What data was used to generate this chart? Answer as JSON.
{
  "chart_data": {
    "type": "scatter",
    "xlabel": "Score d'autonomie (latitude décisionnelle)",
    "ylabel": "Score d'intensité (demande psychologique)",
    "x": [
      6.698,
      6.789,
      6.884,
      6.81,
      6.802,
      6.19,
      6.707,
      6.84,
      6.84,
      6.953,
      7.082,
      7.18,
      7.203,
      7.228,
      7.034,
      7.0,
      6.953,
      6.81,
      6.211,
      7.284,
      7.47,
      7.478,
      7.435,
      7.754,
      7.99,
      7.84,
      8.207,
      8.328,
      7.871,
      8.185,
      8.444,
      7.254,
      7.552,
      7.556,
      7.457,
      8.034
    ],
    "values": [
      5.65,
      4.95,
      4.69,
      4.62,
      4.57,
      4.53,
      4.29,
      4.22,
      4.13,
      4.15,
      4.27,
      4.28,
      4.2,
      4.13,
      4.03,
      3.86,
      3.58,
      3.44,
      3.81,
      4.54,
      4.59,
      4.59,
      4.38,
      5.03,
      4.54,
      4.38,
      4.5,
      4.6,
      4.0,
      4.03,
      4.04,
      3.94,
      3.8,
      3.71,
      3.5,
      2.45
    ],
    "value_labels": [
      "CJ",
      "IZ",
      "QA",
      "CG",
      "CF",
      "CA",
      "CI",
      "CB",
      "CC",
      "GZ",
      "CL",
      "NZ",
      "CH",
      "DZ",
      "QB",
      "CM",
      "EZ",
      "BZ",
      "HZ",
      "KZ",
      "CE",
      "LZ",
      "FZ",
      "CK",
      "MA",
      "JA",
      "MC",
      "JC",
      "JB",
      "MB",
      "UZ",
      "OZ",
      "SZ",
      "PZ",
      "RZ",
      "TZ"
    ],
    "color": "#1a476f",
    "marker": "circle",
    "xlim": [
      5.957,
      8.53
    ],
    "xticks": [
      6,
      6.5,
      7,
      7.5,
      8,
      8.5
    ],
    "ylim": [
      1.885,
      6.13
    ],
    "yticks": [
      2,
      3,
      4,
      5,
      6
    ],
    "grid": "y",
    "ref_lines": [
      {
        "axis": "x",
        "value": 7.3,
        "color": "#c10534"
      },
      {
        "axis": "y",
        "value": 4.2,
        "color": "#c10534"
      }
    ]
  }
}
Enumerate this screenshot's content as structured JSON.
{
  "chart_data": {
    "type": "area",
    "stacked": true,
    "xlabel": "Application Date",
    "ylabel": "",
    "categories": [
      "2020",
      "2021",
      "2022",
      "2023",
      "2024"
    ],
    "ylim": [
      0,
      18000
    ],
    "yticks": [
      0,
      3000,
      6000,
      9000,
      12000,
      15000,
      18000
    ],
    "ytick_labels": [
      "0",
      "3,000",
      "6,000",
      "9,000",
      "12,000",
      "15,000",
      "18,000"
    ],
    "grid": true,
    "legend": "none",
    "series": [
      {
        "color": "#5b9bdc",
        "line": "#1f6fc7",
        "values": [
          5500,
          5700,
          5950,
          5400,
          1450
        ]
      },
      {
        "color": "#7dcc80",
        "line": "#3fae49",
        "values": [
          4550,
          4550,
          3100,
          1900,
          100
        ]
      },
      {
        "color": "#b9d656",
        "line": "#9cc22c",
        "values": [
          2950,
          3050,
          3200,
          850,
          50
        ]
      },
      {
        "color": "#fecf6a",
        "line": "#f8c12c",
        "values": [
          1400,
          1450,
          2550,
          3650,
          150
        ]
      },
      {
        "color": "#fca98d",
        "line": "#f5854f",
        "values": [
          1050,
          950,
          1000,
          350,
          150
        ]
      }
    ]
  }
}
====
OBJECTIVE:
Check each line of the entries above for the word "color". List the ones that have it.

EXERCISE OUTPUT:
    "color": "#1a476f",
        "color": "#c10534"
        "color": "#c10534"
        "color": "#5b9bdc",
        "color": "#7dcc80",
        "color": "#b9d656",
        "color": "#fecf6a",
        "color": "#fca98d",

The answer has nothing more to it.